» ЗАДАНИЕ
Процитируйте дословно всё с самого начала данных вниз до строки, содержащей «cloud-icon (1156, 742, 1173, 754)», включая эту строку.

» ИЗВЛЕЧЁННЫЕ ДАННЫЕ
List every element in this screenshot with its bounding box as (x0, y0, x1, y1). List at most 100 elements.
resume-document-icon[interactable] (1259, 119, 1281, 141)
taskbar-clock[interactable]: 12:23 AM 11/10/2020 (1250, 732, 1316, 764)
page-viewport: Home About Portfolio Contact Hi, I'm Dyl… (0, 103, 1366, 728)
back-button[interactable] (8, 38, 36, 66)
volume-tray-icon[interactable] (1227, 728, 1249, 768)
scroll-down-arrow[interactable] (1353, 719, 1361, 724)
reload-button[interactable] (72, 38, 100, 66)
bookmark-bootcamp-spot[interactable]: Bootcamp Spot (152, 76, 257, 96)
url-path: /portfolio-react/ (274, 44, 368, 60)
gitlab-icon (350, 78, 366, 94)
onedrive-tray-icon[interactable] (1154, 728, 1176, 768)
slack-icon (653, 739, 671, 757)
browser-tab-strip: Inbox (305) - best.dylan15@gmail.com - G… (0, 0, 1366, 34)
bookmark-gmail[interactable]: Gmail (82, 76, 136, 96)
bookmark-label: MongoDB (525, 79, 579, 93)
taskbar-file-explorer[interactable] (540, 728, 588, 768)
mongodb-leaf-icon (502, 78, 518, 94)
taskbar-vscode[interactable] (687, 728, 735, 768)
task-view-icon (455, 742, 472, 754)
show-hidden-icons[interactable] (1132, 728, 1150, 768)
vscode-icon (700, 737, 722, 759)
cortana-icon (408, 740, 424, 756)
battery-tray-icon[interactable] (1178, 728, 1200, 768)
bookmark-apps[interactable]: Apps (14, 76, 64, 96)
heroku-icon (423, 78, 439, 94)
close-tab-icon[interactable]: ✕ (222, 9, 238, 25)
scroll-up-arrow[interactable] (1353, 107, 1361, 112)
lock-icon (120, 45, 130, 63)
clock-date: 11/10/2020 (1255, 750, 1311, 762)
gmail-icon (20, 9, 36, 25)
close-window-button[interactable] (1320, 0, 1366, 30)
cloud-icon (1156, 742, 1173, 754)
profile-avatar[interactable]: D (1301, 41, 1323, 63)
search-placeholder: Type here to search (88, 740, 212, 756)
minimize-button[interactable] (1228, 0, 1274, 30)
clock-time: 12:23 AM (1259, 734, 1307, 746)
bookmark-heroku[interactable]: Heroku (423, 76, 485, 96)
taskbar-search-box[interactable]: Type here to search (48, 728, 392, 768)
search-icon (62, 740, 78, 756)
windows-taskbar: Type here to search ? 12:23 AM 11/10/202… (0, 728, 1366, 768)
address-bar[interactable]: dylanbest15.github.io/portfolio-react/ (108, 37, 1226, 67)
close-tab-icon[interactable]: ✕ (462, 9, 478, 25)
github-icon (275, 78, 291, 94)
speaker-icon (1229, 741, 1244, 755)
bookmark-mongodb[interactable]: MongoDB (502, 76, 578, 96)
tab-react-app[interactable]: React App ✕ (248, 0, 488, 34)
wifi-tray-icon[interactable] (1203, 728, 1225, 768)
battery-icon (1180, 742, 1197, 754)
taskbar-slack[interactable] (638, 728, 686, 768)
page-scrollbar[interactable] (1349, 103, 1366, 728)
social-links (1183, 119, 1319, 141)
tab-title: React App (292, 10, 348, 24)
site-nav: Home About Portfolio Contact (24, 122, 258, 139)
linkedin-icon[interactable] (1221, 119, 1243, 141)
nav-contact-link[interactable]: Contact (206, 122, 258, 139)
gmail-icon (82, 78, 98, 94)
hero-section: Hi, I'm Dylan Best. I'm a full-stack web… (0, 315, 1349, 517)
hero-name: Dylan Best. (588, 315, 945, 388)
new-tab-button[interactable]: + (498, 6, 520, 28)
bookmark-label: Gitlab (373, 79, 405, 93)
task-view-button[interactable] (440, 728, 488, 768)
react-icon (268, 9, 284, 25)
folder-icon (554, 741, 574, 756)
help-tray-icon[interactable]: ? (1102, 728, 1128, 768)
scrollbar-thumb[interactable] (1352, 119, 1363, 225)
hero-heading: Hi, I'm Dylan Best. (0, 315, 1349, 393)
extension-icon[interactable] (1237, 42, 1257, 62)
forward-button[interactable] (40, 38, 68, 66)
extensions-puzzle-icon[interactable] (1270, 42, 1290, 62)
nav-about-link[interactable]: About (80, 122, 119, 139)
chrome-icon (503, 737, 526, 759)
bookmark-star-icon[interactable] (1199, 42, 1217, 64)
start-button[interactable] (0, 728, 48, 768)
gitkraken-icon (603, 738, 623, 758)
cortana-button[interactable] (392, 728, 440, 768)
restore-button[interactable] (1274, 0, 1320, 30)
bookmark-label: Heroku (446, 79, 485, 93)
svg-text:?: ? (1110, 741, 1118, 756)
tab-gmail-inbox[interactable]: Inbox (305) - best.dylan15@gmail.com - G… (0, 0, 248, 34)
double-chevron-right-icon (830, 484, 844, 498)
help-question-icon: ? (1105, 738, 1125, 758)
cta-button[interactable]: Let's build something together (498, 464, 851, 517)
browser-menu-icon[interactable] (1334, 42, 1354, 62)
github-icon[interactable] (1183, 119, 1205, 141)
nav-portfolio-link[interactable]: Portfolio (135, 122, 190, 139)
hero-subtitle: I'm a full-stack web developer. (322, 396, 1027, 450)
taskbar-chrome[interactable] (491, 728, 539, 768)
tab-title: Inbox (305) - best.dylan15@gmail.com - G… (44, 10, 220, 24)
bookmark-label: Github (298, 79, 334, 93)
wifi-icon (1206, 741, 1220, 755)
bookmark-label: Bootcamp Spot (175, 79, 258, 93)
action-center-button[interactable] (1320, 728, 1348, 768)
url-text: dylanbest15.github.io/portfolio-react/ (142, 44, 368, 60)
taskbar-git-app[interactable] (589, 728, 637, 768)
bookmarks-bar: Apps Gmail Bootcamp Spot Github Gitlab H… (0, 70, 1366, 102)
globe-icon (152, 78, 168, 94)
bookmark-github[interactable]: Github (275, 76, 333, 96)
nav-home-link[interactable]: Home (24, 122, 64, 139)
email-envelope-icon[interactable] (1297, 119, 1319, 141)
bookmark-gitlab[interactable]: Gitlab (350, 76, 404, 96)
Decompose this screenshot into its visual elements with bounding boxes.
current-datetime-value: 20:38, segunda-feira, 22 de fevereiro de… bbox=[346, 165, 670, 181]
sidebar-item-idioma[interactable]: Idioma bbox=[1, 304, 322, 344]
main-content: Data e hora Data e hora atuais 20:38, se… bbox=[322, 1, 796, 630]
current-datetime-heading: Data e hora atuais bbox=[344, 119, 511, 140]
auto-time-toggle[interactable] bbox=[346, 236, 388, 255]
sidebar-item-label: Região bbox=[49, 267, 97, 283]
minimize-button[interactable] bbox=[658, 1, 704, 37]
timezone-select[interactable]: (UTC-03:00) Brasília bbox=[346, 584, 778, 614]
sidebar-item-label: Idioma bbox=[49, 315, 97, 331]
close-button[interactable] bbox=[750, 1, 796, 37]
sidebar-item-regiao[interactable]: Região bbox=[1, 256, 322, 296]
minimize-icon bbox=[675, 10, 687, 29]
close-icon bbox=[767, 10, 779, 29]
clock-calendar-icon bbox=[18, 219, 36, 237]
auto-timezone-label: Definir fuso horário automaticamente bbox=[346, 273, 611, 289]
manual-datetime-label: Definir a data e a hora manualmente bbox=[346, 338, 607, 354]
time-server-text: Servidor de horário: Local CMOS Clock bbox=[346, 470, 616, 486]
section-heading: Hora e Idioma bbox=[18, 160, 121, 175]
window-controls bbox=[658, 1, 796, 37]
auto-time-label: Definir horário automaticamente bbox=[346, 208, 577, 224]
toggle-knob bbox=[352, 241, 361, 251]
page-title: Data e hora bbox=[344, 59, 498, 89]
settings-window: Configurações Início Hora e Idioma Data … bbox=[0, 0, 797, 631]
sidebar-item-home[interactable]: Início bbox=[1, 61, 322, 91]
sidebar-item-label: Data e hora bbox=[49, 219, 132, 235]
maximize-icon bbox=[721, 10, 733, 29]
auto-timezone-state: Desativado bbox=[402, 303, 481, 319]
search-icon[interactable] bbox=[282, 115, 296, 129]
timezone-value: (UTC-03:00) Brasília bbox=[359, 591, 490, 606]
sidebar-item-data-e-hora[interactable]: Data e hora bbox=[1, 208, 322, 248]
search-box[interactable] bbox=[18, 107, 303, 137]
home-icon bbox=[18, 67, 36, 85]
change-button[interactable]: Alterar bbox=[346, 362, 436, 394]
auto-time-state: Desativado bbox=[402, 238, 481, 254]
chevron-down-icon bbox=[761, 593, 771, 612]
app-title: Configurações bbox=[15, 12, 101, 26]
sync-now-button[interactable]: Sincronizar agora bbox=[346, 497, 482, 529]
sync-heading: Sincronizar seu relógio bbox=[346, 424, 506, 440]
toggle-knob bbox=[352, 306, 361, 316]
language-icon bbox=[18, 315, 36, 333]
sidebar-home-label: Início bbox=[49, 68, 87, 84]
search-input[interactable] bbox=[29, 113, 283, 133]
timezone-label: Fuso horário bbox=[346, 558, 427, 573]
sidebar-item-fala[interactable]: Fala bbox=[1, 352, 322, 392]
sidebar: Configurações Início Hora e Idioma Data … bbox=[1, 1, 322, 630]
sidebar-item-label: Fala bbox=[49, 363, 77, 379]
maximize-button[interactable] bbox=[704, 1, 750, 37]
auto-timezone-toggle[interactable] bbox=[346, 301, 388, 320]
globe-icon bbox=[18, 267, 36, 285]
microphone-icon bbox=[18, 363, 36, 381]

» ПРАВИЛЬНЫЙ ОТВЕТ
List every element in this screenshot with its bounding box as (x0, y0, x1, y1). List at most 100 elements.
resume-document-icon[interactable] (1259, 119, 1281, 141)
taskbar-clock[interactable]: 12:23 AM 11/10/2020 (1250, 732, 1316, 764)
page-viewport: Home About Portfolio Contact Hi, I'm Dyl… (0, 103, 1366, 728)
back-button[interactable] (8, 38, 36, 66)
volume-tray-icon[interactable] (1227, 728, 1249, 768)
scroll-down-arrow[interactable] (1353, 719, 1361, 724)
reload-button[interactable] (72, 38, 100, 66)
bookmark-bootcamp-spot[interactable]: Bootcamp Spot (152, 76, 257, 96)
url-path: /portfolio-react/ (274, 44, 368, 60)
gitlab-icon (350, 78, 366, 94)
onedrive-tray-icon[interactable] (1154, 728, 1176, 768)
slack-icon (653, 739, 671, 757)
browser-tab-strip: Inbox (305) - best.dylan15@gmail.com - G… (0, 0, 1366, 34)
bookmark-gmail[interactable]: Gmail (82, 76, 136, 96)
bookmark-label: MongoDB (525, 79, 579, 93)
taskbar-file-explorer[interactable] (540, 728, 588, 768)
mongodb-leaf-icon (502, 78, 518, 94)
taskbar-vscode[interactable] (687, 728, 735, 768)
task-view-icon (455, 742, 472, 754)
show-hidden-icons[interactable] (1132, 728, 1150, 768)
vscode-icon (700, 737, 722, 759)
cortana-icon (408, 740, 424, 756)
battery-tray-icon[interactable] (1178, 728, 1200, 768)
bookmark-apps[interactable]: Apps (14, 76, 64, 96)
heroku-icon (423, 78, 439, 94)
close-tab-icon[interactable]: ✕ (222, 9, 238, 25)
scroll-up-arrow[interactable] (1353, 107, 1361, 112)
lock-icon (120, 45, 130, 63)
clock-date: 11/10/2020 (1255, 750, 1311, 762)
gmail-icon (20, 9, 36, 25)
close-window-button[interactable] (1320, 0, 1366, 30)
cloud-icon (1156, 742, 1173, 754)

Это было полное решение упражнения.